TEXT:

Few expeditions in the entire history of mankind have notched up so many scientific achievements as the twin Voyager probes. But we also owe a great deal to its technological legacy.

“This was the first computer-controlled spacecraft ever launched,” says Stone. “It still flies itself, it runs itself, it checks itself and it can switch to backup systems by itself.”

We use spin-off technologies from Voyager every day. “Because the signals coming from deep space are so weak, we had to develop coding systems,” explains Stone. “Cell phones and CD players rely on the same technology – but the coding was developed for sending things into space.” Similarly, the image processing capabilities built into smart phones have evolved from technology originally developed by Voyager engineers.

It’s such a tiny thing floating in space and Earth is where all life we know of exists – Emily Luckdawalla, Planetary Society But perhaps the greatest moment for Voyager came on 14 February 1990. This was the day Voyager 2 turned its cameras back towards the Earth to capture a view of the entire Solar System. A view in which the Earth is merely a single-pixel pale blue dot, giving us a sense of our place in the cosmos.

“It’s such a tiny thing floating in space and Earth is where all life we know of exists,” says Luckdalwalla. “It’s almost frightening when you perceive it in that Voyager image, in that sunbeam. Sometimes it looks like a laser beam with Earth fixed in it.”

“One event could wipe out all the life we know of in the Universe,” she adds. “It’s a precious image that helps us understand how fragile and small our place is in the Universe.”

In 2013, Voyager 1 crossed the boundary between the space dominated by the Sun’s magnetic field and the space between the stars. “The Sun creates this huge bubble around the planets,” says Stone. “This is a partial shield from the cosmic rays outside – we’re now learning how our bubble interacts with the material from other stars.”

Voyager 1 continues to collect information about the void and, in the coming years, Voyager 2 will also pass beyond the Solar System. Because it’s leaving at a different angle to its twin, the data Voyager 2 gathers will give scientists an insight into the shape of the solar bubble.

But time is running out. The spacecraft are powered by nuclear batteries with electricity generated from heat produced by the decay of plutonium. Every year, four watts less heat is produced.

“The objective is to keep them flying as long as possible,” says Voyager programme manager, Suzy Dodd. “You can imagine them being twins and over the course of nearly 40 years, one has lost hearing, the other doesn’t see so well, so we have to be very careful.”

DATA LISTING:

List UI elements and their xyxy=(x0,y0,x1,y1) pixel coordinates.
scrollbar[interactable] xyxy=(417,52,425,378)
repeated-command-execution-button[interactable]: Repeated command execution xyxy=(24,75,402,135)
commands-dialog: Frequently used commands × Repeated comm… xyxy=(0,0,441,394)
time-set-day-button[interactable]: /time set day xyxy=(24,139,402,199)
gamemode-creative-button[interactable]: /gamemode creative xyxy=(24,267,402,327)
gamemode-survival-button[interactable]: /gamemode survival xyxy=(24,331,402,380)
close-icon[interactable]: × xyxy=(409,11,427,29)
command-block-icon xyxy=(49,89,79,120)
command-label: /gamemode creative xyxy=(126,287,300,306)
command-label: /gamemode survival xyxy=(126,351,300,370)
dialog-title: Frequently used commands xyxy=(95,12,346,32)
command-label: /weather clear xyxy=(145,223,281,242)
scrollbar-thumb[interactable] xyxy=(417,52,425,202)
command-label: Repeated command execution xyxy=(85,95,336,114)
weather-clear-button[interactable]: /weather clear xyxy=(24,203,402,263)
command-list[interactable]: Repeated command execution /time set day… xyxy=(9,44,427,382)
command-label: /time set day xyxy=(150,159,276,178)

TASKS AND EXERCISES:
1) According to the Voyager text, how much less heat do the spacecraft's nuclear batteries produce each year?
2) List the everyday devices that the Voyager text says use technology from Voyager.
The listing isn't needed here.

TASK RESULTS:
1) Four watts less heat is produced every year.

2) Cell phones, CD players, smart phones